* **What you will do**:
Each line containing the word "Nürnberger" must be collected.

* **Input records**:
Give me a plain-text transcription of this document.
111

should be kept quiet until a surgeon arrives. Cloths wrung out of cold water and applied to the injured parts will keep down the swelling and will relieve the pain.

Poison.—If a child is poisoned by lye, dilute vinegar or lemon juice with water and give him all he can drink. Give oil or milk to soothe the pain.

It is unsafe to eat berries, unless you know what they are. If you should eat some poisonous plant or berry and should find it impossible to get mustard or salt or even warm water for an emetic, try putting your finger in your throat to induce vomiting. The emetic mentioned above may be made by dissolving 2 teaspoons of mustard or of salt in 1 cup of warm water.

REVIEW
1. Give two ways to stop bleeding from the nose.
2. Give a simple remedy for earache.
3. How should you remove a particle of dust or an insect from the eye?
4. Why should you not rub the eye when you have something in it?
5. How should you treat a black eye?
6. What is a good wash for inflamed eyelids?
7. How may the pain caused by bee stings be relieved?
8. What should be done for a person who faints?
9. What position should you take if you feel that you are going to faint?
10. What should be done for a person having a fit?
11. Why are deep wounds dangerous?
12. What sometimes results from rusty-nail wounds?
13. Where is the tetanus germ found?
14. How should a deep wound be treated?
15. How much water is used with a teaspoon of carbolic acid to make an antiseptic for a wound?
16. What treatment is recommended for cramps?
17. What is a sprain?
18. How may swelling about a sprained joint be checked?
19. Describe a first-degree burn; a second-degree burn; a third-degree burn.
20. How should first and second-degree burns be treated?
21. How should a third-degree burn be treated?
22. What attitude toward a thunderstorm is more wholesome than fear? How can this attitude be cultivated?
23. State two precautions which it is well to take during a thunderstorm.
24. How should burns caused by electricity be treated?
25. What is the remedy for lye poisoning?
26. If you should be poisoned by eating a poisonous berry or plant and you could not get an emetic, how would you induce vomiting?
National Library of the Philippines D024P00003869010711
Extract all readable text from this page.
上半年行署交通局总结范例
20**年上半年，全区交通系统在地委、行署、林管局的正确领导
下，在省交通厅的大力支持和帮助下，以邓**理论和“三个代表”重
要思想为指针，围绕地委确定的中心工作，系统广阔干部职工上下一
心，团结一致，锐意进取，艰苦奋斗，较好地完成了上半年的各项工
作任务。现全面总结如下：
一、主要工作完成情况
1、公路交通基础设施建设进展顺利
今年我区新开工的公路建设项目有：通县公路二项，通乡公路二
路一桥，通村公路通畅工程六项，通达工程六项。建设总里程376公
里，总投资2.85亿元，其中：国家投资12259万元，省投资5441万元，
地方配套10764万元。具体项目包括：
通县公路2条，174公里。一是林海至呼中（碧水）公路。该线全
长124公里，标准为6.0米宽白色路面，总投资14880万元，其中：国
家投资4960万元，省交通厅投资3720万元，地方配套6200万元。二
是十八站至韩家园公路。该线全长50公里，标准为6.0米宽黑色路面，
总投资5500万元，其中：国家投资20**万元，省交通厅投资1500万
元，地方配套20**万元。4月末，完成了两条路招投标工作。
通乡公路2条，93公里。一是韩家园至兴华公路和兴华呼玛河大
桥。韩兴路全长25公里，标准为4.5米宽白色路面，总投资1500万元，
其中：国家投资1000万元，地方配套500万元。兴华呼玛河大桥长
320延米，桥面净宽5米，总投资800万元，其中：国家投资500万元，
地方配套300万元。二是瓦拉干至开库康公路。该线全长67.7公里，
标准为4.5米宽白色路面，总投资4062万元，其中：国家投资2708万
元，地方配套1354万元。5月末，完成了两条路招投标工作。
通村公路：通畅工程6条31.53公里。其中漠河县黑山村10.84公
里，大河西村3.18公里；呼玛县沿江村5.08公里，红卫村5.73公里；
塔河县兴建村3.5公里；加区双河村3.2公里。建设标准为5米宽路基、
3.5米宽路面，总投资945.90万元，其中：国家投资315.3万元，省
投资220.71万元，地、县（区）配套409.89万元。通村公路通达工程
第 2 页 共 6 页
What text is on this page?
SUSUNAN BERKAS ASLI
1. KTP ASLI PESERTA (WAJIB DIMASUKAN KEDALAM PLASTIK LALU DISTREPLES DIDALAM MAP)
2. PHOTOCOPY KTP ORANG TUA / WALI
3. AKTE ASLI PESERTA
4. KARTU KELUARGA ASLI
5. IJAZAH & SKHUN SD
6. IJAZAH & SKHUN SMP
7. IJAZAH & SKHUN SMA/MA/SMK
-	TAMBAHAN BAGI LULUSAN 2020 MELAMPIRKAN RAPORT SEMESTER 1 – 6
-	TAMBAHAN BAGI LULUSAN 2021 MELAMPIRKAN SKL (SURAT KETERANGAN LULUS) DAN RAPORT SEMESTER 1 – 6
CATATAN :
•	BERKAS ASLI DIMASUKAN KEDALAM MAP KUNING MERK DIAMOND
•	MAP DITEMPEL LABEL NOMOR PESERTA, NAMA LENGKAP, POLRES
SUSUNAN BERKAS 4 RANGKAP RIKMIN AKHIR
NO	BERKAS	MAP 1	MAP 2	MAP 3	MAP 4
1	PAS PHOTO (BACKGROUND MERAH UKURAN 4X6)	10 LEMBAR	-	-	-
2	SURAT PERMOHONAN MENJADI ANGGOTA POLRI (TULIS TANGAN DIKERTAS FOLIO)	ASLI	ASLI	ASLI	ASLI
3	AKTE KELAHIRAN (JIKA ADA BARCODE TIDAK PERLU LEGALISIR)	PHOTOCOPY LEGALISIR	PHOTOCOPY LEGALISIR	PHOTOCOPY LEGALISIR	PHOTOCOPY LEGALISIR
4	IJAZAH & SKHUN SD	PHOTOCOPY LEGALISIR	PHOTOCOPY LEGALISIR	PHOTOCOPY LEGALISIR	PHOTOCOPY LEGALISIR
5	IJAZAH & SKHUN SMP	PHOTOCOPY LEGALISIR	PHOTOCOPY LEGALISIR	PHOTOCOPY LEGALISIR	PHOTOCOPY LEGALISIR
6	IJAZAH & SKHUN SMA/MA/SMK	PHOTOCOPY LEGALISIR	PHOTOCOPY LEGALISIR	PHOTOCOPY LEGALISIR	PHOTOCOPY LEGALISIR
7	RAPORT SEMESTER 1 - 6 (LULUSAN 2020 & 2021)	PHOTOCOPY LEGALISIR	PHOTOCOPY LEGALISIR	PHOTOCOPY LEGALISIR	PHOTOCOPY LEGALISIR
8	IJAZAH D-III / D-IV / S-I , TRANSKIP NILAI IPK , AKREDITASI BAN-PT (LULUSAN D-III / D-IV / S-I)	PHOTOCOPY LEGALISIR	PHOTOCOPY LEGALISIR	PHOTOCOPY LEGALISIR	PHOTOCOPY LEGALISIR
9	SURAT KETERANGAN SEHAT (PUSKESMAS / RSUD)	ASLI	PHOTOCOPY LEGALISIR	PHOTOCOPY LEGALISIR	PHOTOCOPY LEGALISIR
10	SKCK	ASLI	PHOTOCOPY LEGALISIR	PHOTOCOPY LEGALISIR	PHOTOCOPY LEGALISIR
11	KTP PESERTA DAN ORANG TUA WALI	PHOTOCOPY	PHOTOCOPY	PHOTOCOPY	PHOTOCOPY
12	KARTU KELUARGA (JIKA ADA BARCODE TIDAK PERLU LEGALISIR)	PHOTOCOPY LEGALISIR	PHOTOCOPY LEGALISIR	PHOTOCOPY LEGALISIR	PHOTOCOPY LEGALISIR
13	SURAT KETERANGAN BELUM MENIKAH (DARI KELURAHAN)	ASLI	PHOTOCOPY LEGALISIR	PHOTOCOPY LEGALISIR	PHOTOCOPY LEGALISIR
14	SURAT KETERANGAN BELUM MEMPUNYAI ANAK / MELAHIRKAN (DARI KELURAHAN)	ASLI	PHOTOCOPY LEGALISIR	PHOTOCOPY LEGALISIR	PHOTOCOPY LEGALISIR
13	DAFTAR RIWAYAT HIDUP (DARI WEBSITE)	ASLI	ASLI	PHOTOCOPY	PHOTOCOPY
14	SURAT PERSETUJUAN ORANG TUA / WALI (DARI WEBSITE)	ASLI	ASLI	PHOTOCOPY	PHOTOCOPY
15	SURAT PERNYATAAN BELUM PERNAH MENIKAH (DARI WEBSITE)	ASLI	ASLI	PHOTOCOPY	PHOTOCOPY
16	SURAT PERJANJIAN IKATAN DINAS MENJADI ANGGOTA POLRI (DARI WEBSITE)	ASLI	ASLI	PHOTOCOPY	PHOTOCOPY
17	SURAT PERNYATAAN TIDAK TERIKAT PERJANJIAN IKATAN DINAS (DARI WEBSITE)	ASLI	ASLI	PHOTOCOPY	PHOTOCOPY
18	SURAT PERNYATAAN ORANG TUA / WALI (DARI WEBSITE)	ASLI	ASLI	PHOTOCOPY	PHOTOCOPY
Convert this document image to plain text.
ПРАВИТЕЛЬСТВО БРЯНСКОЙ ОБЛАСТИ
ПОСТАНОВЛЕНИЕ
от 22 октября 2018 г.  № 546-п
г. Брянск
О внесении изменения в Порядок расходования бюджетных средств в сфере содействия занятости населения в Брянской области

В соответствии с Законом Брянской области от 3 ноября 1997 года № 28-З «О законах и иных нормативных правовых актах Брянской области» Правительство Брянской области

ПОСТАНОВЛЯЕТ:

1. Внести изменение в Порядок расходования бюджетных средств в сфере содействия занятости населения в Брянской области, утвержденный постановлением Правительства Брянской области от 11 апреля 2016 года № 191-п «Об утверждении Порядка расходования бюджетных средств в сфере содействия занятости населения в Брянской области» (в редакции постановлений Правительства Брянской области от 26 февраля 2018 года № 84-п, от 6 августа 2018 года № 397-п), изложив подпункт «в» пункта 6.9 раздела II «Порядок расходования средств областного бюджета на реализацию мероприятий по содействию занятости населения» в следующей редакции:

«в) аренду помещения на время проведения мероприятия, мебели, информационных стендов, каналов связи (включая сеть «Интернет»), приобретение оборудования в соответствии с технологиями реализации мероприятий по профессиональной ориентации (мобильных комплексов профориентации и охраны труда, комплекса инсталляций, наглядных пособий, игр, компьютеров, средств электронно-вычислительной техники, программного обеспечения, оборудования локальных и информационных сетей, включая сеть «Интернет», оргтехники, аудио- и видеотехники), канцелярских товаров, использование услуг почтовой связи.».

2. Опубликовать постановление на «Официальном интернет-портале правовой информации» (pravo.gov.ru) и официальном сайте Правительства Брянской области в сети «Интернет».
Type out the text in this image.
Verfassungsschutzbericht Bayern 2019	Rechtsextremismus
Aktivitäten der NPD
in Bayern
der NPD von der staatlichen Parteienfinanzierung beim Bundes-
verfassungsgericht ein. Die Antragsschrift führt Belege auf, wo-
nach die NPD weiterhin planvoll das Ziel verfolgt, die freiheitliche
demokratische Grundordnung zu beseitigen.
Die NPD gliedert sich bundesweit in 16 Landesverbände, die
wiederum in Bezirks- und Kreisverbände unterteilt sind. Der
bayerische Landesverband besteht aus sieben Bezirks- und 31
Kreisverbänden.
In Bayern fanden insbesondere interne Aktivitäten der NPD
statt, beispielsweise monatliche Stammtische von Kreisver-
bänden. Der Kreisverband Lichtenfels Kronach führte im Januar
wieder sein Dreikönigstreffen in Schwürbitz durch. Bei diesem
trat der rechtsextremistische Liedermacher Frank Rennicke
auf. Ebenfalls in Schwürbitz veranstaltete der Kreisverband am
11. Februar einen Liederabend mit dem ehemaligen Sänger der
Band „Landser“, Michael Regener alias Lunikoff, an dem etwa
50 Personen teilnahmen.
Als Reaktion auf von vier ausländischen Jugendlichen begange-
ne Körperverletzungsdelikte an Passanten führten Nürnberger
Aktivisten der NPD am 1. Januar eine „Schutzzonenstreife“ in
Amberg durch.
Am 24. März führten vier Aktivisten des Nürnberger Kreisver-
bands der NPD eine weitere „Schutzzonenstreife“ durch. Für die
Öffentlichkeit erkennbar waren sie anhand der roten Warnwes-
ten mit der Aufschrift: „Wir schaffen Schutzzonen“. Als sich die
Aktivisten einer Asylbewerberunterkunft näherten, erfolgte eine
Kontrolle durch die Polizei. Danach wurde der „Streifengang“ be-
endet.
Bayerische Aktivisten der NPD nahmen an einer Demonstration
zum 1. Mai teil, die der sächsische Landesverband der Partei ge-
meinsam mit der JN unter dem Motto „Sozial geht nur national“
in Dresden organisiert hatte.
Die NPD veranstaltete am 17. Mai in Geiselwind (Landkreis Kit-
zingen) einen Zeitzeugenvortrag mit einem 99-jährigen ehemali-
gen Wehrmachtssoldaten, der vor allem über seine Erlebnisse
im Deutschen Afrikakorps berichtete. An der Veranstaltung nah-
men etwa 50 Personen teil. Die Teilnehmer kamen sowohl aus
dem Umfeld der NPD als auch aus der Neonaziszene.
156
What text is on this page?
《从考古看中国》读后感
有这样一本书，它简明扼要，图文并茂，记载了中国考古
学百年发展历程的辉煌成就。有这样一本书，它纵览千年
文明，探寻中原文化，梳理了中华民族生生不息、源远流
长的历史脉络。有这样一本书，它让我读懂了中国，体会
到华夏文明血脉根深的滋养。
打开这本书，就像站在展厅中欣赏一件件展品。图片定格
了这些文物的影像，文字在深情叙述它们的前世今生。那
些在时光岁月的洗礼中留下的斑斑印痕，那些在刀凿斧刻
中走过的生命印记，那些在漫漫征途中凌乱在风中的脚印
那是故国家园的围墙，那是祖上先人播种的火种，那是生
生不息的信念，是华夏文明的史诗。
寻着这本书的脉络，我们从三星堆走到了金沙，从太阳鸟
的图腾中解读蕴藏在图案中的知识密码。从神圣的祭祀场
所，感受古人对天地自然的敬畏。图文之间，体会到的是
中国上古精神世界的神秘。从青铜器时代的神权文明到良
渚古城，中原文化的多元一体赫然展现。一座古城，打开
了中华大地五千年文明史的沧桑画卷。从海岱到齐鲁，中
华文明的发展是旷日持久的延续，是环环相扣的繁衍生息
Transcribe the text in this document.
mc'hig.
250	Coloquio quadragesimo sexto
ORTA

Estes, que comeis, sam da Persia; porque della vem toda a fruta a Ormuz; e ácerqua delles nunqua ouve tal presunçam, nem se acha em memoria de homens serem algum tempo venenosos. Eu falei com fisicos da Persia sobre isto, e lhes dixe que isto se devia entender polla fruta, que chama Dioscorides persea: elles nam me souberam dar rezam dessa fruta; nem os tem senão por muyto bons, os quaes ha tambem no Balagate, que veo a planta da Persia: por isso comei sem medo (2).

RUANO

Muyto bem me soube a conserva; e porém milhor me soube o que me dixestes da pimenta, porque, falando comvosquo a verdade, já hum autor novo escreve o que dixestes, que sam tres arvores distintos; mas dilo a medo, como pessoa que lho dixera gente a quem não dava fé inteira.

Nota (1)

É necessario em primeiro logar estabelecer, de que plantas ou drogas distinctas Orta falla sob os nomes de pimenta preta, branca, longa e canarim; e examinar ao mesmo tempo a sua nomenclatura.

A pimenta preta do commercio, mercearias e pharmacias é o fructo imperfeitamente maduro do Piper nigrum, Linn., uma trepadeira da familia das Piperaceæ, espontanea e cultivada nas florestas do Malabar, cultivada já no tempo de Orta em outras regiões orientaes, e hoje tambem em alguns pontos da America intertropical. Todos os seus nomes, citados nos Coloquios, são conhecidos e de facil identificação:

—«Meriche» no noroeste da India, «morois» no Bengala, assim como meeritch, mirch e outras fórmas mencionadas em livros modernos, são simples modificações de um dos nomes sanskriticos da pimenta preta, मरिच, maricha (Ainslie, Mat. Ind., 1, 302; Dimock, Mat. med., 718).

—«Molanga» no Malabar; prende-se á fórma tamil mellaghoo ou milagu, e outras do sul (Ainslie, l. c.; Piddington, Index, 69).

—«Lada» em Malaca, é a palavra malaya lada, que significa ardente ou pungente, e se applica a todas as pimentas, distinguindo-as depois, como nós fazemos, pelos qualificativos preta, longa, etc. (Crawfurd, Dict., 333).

* **Correct result**:
ne Körperverletzungsdelikte an Passanten führten Nürnberger
Am 24. März führten vier Aktivisten des Nürnberger Kreisver-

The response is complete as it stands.